Collected data
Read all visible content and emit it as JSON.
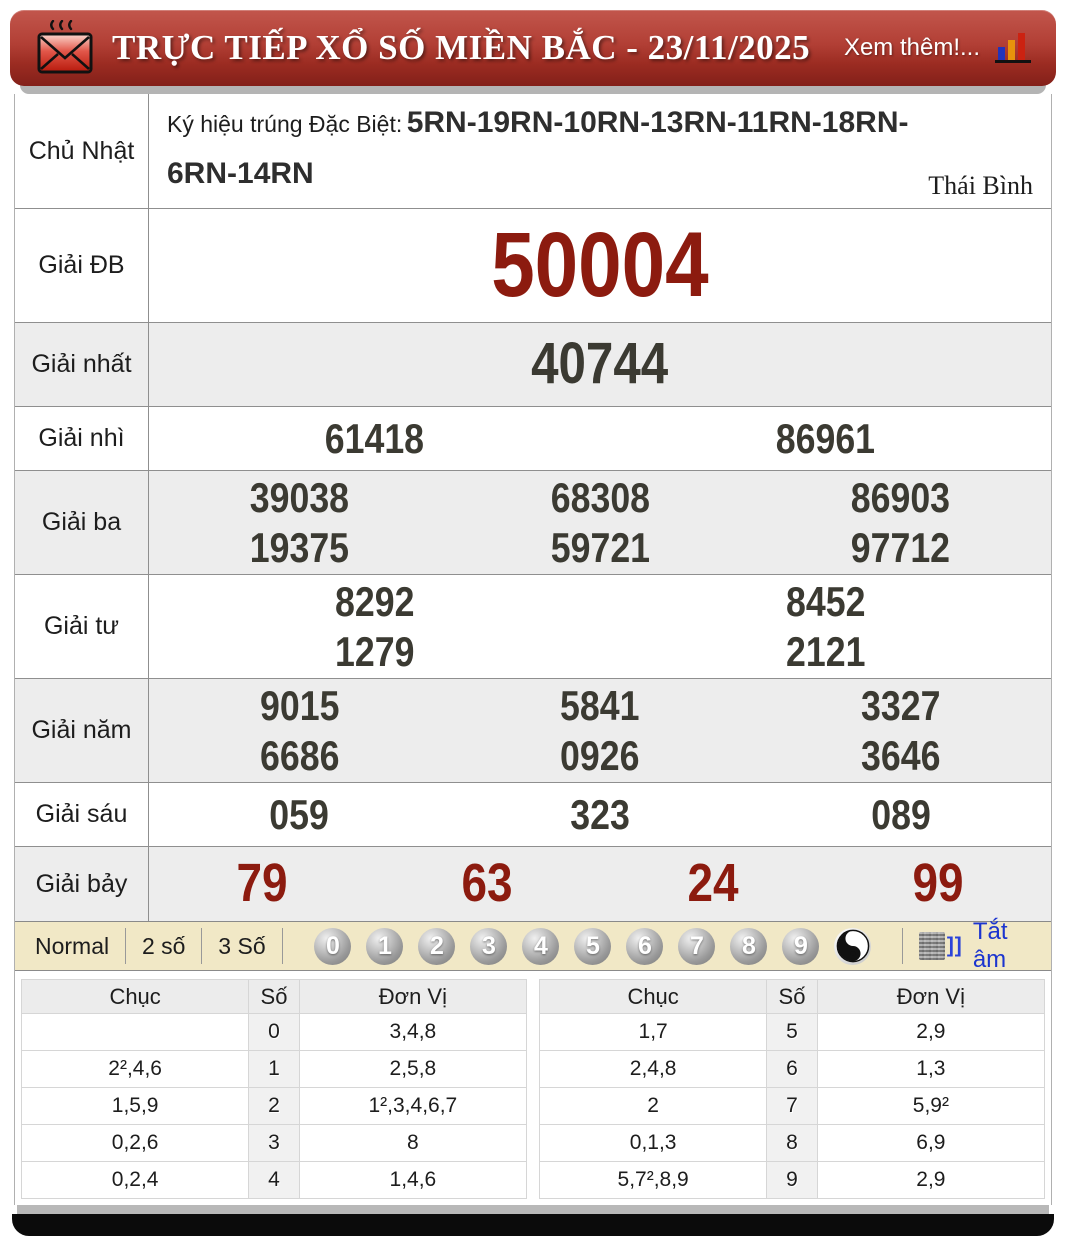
{
  "header": {
    "title": "TRỰC TIẾP XỔ SỐ MIỀN BẮC - 23/11/2025",
    "more_label": "Xem thêm!...",
    "mail_icon": "hot-mail-icon",
    "chart_icon": "bar-chart-icon"
  },
  "results": {
    "day_label": "Chủ Nhật",
    "symbol_prefix": "Ký hiệu trúng Đặc Biệt:",
    "symbol_value": "5RN-19RN-10RN-13RN-11RN-18RN-6RN-14RN",
    "province": "Thái Bình",
    "prizes": {
      "db": {
        "label": "Giải ĐB",
        "values": [
          "50004"
        ]
      },
      "nhat": {
        "label": "Giải nhất",
        "values": [
          "40744"
        ]
      },
      "nhi": {
        "label": "Giải nhì",
        "values": [
          "61418",
          "86961"
        ]
      },
      "ba": {
        "label": "Giải ba",
        "values": [
          "39038",
          "68308",
          "86903",
          "19375",
          "59721",
          "97712"
        ]
      },
      "tu": {
        "label": "Giải tư",
        "values": [
          "8292",
          "8452",
          "1279",
          "2121"
        ]
      },
      "nam": {
        "label": "Giải năm",
        "values": [
          "9015",
          "5841",
          "3327",
          "6686",
          "0926",
          "3646"
        ]
      },
      "sau": {
        "label": "Giải sáu",
        "values": [
          "059",
          "323",
          "089"
        ]
      },
      "bay": {
        "label": "Giải bảy",
        "values": [
          "79",
          "63",
          "24",
          "99"
        ]
      }
    }
  },
  "toolbar": {
    "modes": [
      "Normal",
      "2 số",
      "3 Số"
    ],
    "balls": [
      "0",
      "1",
      "2",
      "3",
      "4",
      "5",
      "6",
      "7",
      "8",
      "9"
    ],
    "yinyang_icon": "yin-yang-icon",
    "speaker_icon": "speaker-static-icon",
    "mute_label": "Tắt âm"
  },
  "stats": {
    "headers": [
      "Chục",
      "Số",
      "Đơn Vị"
    ],
    "left": [
      {
        "chuc": "",
        "so": "0",
        "donvi": "3,4,8"
      },
      {
        "chuc": "2²,4,6",
        "so": "1",
        "donvi": "2,5,8"
      },
      {
        "chuc": "1,5,9",
        "so": "2",
        "donvi": "1²,3,4,6,7"
      },
      {
        "chuc": "0,2,6",
        "so": "3",
        "donvi": "8"
      },
      {
        "chuc": "0,2,4",
        "so": "4",
        "donvi": "1,4,6"
      }
    ],
    "right": [
      {
        "chuc": "1,7",
        "so": "5",
        "donvi": "2,9"
      },
      {
        "chuc": "2,4,8",
        "so": "6",
        "donvi": "1,3"
      },
      {
        "chuc": "2",
        "so": "7",
        "donvi": "5,9²"
      },
      {
        "chuc": "0,1,3",
        "so": "8",
        "donvi": "6,9"
      },
      {
        "chuc": "5,7²,8,9",
        "so": "9",
        "donvi": "2,9"
      }
    ]
  },
  "colors": {
    "header_red": "#a93226",
    "prize_red": "#8c1b0f",
    "number_dark": "#3b3a32",
    "toolbar_cream": "#f1e8c6",
    "link_blue": "#1c35cf",
    "alt_row": "#ededed"
  }
}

▶ [What to work on] Repeat all the records above exactly, leaving out any pictures.

▶ [Reply]
Read all visible content and emit it as JSON.
{
  "header": {
    "title": "TRỰC TIẾP XỔ SỐ MIỀN BẮC - 23/11/2025",
    "more_label": "Xem thêm!...",
    "mail_icon": "hot-mail-icon",
    "chart_icon": "bar-chart-icon"
  },
  "results": {
    "day_label": "Chủ Nhật",
    "symbol_prefix": "Ký hiệu trúng Đặc Biệt:",
    "symbol_value": "5RN-19RN-10RN-13RN-11RN-18RN-6RN-14RN",
    "province": "Thái Bình",
    "prizes": {
      "db": {
        "label": "Giải ĐB",
        "values": [
          "50004"
        ]
      },
      "nhat": {
        "label": "Giải nhất",
        "values": [
          "40744"
        ]
      },
      "nhi": {
        "label": "Giải nhì",
        "values": [
          "61418",
          "86961"
        ]
      },
      "ba": {
        "label": "Giải ba",
        "values": [
          "39038",
          "68308",
          "86903",
          "19375",
          "59721",
          "97712"
        ]
      },
      "tu": {
        "label": "Giải tư",
        "values": [
          "8292",
          "8452",
          "1279",
          "2121"
        ]
      },
      "nam": {
        "label": "Giải năm",
        "values": [
          "9015",
          "5841",
          "3327",
          "6686",
          "0926",
          "3646"
        ]
      },
      "sau": {
        "label": "Giải sáu",
        "values": [
          "059",
          "323",
          "089"
        ]
      },
      "bay": {
        "label": "Giải bảy",
        "values": [
          "79",
          "63",
          "24",
          "99"
        ]
      }
    }
  },
  "toolbar": {
    "modes": [
      "Normal",
      "2 số",
      "3 Số"
    ],
    "balls": [
      "0",
      "1",
      "2",
      "3",
      "4",
      "5",
      "6",
      "7",
      "8",
      "9"
    ],
    "yinyang_icon": "yin-yang-icon",
    "speaker_icon": "speaker-static-icon",
    "mute_label": "Tắt âm"
  },
  "stats": {
    "headers": [
      "Chục",
      "Số",
      "Đơn Vị"
    ],
    "left": [
      {
        "chuc": "",
        "so": "0",
        "donvi": "3,4,8"
      },
      {
        "chuc": "2²,4,6",
        "so": "1",
        "donvi": "2,5,8"
      },
      {
        "chuc": "1,5,9",
        "so": "2",
        "donvi": "1²,3,4,6,7"
      },
      {
        "chuc": "0,2,6",
        "so": "3",
        "donvi": "8"
      },
      {
        "chuc": "0,2,4",
        "so": "4",
        "donvi": "1,4,6"
      }
    ],
    "right": [
      {
        "chuc": "1,7",
        "so": "5",
        "donvi": "2,9"
      },
      {
        "chuc": "2,4,8",
        "so": "6",
        "donvi": "1,3"
      },
      {
        "chuc": "2",
        "so": "7",
        "donvi": "5,9²"
      },
      {
        "chuc": "0,1,3",
        "so": "8",
        "donvi": "6,9"
      },
      {
        "chuc": "5,7²,8,9",
        "so": "9",
        "donvi": "2,9"
      }
    ]
  },
  "colors": {
    "header_red": "#a93226",
    "prize_red": "#8c1b0f",
    "number_dark": "#3b3a32",
    "toolbar_cream": "#f1e8c6",
    "link_blue": "#1c35cf",
    "alt_row": "#ededed"
  }
}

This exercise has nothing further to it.